What is expected:
Go through the entries and say how many lines contain the string "Wales". The number is the whole answer.

Input records:
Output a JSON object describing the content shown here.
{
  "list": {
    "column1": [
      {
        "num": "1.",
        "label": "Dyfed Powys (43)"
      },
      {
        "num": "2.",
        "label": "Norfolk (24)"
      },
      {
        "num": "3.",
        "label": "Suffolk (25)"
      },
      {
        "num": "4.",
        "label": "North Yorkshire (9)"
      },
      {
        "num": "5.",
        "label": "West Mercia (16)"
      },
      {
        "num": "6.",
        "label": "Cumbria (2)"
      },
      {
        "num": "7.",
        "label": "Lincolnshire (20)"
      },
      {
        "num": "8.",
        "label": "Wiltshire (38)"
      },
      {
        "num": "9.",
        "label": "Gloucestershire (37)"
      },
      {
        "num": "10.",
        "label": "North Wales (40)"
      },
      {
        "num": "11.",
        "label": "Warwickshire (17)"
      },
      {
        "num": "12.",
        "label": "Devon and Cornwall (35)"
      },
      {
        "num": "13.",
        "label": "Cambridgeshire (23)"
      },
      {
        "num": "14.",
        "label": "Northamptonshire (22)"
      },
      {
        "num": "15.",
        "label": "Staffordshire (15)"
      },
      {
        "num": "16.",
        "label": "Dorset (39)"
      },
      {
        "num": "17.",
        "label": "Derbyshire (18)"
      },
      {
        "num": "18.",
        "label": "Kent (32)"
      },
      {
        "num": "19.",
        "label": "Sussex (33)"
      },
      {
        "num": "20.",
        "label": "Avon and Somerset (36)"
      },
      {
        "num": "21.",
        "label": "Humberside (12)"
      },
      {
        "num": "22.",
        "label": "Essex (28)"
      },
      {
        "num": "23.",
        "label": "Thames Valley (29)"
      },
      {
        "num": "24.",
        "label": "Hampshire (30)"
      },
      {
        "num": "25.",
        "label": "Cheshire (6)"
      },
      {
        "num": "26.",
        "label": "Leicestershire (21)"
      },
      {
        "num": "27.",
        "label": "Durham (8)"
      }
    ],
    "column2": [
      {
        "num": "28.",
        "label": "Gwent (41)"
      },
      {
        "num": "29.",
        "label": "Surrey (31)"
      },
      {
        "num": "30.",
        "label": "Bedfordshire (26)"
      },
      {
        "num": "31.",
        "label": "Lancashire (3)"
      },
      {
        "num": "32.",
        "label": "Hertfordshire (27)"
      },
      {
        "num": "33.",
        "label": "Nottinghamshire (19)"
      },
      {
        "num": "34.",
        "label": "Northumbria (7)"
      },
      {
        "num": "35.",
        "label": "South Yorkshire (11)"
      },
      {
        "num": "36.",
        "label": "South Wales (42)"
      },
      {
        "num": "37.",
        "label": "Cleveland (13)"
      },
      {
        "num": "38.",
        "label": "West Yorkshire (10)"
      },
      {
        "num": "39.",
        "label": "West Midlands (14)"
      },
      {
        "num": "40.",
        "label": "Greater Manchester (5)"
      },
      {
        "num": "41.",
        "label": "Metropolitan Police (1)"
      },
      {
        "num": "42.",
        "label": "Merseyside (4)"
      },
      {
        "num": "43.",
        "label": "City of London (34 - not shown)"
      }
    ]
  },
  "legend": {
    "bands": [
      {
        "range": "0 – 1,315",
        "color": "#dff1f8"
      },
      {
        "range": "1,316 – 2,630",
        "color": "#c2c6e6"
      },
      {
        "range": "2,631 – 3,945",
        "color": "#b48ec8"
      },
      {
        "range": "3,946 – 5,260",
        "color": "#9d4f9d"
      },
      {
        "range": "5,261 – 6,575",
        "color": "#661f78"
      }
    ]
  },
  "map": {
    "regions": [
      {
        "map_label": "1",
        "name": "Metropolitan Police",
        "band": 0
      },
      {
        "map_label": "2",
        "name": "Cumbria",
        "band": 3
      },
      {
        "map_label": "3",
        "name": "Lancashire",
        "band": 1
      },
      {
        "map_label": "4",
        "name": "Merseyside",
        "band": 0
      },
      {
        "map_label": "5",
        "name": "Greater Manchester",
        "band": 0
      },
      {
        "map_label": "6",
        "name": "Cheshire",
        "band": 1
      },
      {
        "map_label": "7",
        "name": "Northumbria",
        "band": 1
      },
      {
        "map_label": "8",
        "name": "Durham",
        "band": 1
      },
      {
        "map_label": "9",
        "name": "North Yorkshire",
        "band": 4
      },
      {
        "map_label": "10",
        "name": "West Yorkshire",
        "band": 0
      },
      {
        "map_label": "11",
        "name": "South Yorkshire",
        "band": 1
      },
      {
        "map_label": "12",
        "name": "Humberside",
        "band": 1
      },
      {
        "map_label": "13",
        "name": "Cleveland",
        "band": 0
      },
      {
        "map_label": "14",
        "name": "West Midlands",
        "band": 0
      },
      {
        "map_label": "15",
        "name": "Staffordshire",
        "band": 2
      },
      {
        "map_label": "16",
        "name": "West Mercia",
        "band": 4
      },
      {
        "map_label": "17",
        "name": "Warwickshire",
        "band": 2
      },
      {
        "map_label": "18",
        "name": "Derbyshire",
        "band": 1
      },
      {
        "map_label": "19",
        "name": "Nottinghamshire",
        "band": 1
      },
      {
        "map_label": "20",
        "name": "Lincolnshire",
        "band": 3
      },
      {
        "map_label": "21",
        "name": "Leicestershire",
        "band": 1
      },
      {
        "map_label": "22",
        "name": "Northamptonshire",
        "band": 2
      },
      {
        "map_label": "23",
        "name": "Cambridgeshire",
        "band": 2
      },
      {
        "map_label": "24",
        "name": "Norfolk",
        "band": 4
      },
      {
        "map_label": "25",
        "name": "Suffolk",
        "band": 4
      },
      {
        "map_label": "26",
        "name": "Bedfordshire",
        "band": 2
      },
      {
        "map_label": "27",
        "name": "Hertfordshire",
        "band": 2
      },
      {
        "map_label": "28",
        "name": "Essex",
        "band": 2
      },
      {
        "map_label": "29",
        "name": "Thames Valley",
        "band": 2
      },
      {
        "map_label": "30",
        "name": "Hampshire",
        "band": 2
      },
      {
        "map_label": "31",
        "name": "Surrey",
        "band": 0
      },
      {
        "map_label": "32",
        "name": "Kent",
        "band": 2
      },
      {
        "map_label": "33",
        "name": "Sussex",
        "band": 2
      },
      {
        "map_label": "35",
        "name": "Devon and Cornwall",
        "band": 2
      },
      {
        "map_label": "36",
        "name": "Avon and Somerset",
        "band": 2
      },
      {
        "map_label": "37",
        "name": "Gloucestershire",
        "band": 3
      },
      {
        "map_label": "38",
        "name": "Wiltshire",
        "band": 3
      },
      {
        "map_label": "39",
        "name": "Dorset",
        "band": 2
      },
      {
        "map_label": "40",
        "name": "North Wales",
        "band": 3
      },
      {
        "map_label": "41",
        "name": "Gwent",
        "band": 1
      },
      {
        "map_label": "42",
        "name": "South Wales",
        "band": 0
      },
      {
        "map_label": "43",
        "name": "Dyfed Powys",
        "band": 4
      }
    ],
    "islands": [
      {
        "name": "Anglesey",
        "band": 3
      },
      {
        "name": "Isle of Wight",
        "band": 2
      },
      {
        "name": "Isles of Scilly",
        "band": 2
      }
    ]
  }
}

Result of this exercise:
4